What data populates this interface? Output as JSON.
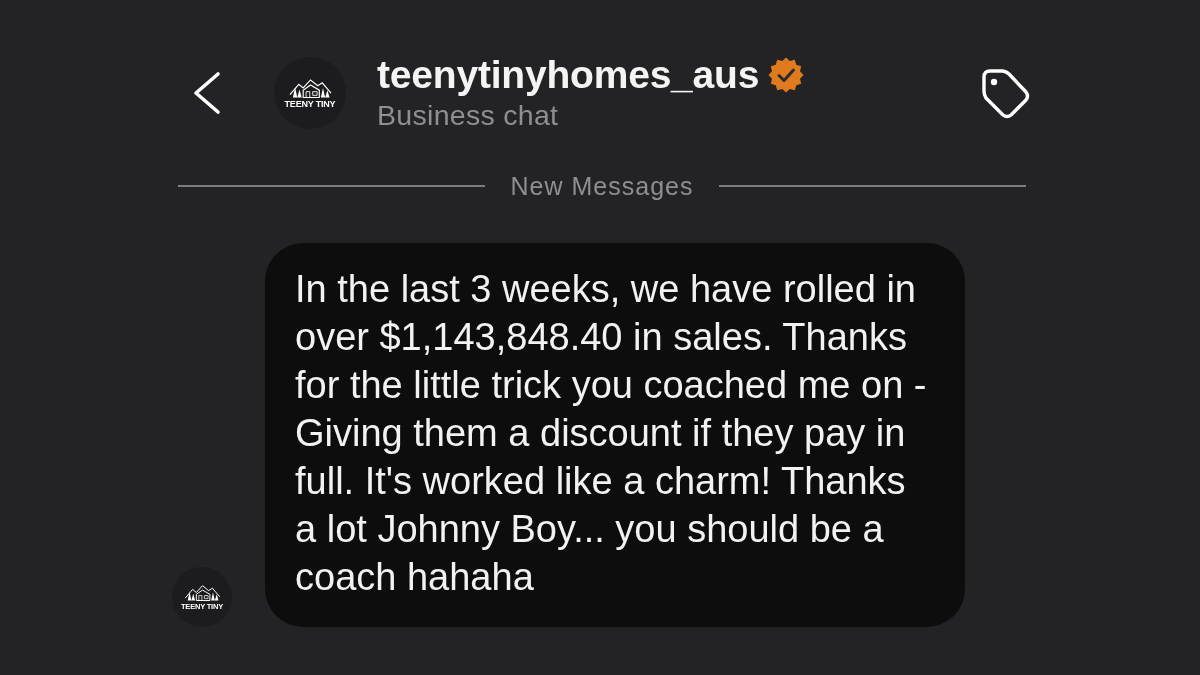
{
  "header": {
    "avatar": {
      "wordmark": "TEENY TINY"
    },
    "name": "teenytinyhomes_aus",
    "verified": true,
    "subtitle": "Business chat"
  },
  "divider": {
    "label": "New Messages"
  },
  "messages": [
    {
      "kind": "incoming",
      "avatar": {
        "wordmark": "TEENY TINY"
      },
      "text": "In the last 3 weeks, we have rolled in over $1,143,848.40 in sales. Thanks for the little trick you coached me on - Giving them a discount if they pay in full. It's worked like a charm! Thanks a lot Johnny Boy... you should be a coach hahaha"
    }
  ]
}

- GOAL
Find the lines containing "wordmark" and pull them out.

- ANSWER IN FULL
      "wordmark": "TEENY TINY"
        "wordmark": "TEENY TINY"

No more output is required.